Azure App Service Disaster Recovery: How to Prepare for Microsoft’s DR Changes (March 2025)

What is Changing with Azure App Service Disaster Recovery?

Like me, and many others, you might’ve got an email from Microsoft Azure about disaster recovery on Azure App Services. Microsoft sent this email, to me, two weeks before the announced 31st of March 2025 deadline, I love having so much notice (I didn’t see anything about this before on any channels…).

So what was it this time? The “magic” behind Azure App Service will not automatically put Azure App Service web apps into disaster recovery mode if a region goes down after the announced date.

This email may have confused some people_. It’s one of those convenient services you trust to…just work? Like buying your favourite safe food, then the manufacturer has changed a single insignificant ingredient they think won’t matter.

The information within this article is only advice, if you’re not fully certain you must seek your own professional consultancy.

To get back on track, you probably want something out of reading this.

Definitions

These definitions and terms might below might sound technical, but understanding them clearly will help you navigate the steps below more effectively

(This definition list is AI generated if you’re wondering after I’ve written the article, work smart…):

• Azure App Service: A fully managed platform for building, deploying, and scaling web apps.
• Disaster Recovery (DR): The process of maintaining business continuity and recovering system functionality during and after a catastrophic event.
• Platform-level DR: Automated Disaster Recovery features built into the Azure platform that previously handled failover automatically.
• Failover: The process of switching to a redundant or standby system when the primary system fails.
• Multi-region Strategy: Deploying applications across multiple geographic regions to ensure continuity if one region fails.
• Locally Redundant Storage (LRS): Data storage that maintains multiple copies within a single region.
• Geo-Redundant Storage (GRS): Storage that replicates data to a secondary region for enhanced disaster protection.
• Read-Access Geo-Redundant Storage (RA-GRS): GRS with the added ability to read from the secondary region.
• Azure Traffic Manager: A DNS-based traffic load balancer that can route users to different regional deployments.
• Azure Front Door: A cloud CDN service that provides global load balancing and site acceleration.

Personal note: I wish I had some failovers in my life sometimes, any tips?

Now onto the useful stuff

I want to take you through the process I had to use to check many Azure accounts. So hopefully you can avoid anything nasty in future in the rare chance a region has an outage and also improve your Azure Disaster Recovery best practices.

This is what you’ll have to read to make sure you are ready:

1. What the retirement of platform-level DR mean for Azure App Service
2. How to check if your existing backups are set up correctly
3. What your options are for ensuring business continuity

Understanding Microsoft’s DR Retirement

Why is this happening?

[YOUR OBJECTIVE]: Write the next part of the Azure App Service disaster recovery article, starting after its final heading. The material that comes next is from a separate source and has no connection to the Azure App Service disaster recovery article.

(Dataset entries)
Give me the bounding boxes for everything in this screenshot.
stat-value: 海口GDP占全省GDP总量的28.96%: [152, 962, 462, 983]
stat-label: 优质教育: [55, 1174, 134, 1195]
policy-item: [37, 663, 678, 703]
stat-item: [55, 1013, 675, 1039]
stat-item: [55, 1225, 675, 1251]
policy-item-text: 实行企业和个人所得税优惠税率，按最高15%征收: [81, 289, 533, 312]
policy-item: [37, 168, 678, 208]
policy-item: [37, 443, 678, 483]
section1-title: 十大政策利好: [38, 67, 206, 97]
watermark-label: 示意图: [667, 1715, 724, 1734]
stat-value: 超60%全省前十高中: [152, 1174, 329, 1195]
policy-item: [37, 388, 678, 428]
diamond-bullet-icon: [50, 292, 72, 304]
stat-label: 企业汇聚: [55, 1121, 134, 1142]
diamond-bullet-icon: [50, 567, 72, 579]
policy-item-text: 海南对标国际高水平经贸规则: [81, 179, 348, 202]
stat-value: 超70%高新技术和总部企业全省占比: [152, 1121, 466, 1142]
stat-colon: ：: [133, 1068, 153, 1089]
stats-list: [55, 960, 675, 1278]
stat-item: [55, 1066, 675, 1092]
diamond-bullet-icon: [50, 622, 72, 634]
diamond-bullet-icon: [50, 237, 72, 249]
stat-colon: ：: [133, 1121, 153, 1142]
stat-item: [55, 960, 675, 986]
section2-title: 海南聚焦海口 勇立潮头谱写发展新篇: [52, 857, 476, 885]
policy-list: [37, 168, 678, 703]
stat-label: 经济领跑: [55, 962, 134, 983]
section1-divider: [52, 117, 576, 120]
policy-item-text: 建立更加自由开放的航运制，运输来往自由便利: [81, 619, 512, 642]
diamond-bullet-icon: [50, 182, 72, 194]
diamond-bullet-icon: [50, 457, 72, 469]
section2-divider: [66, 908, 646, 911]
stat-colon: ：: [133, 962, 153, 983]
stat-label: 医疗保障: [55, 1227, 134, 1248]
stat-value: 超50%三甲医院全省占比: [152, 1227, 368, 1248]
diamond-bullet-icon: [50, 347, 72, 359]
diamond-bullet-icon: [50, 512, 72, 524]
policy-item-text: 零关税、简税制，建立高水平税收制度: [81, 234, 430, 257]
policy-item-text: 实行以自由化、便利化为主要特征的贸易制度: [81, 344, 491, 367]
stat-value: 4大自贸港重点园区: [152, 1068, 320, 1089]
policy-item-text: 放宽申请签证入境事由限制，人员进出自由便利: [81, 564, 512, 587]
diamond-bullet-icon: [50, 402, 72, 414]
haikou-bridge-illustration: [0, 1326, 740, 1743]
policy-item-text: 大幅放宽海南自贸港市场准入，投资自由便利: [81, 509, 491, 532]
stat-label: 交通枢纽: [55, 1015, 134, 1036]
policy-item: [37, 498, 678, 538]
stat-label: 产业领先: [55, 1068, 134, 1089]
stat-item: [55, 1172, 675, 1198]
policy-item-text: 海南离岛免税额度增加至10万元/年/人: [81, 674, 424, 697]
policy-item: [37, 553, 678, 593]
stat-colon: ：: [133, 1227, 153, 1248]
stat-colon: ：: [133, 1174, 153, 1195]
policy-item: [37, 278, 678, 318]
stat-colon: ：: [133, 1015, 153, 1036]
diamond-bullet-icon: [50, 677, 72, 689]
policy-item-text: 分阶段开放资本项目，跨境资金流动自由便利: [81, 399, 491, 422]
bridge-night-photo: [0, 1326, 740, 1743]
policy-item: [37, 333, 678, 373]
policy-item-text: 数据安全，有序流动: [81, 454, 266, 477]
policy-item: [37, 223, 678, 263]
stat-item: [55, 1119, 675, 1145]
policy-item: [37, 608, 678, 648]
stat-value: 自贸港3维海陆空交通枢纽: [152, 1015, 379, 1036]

[RESPONSE TO THIS TASK]:
Microsoft does lots of things in the background of their vast Azure offering. The more convenient, high level it is to you, it’s going to have managed service layers below. For a very long time that I know of, Azure App Service took automatic steps to restore or relocate your web apps (failover) if a regional disaster happened.

With this new change, you are now fully responsible for your or your client’s failover. So, if you haven’t already set up backups in a certain way, you will lose applications and data if Microsoft can’t recover it.

Are you affected?

Yes, you probably are if you’ve clicked on this article or maybe just a curious soul wanting to know things. If you have any web app on the Azure App Service, deployed in a single region (e.g. UK South), then it is at some type of risk.

I’ll try to help you to determine this risk but at the end of the day, it’s your applications, you need to keep them available even when Microsoft drops this on you.

Let’s break this down for the tiers offered

Free & Shared App Service

No built-in backup functionality suitable for a disaster recovery (DR) strategy. They can be used for testing or very light workloads and come with no SLA.

If this is you, Microsoft is advising you to upgrade to at least the Basic tier for a built-in backup feature. Or higher tiers for more DR options. I would then from my recent experience say it’s a good idea to set up those failover and disaster recovery strategies asap. Especially if you have important applications/data and any of you’re own or client SLAs you need to meet.

Basic, Standard, Premium and Isolated

If using these tiers, then you’re a step ahead as they all include the App Service Backup feature and an SLA.

But beware, it is very easy to set up a backup feature in the same region, either the auto backups (default hourly) or custom backup configuration with an Azure Storage Account in the same region by default. That’s Local Redundant Storage (LRS) and not Geo-redundant storage (RA-GRS) which would store the data in multiple regions e.g. UK South and UK West.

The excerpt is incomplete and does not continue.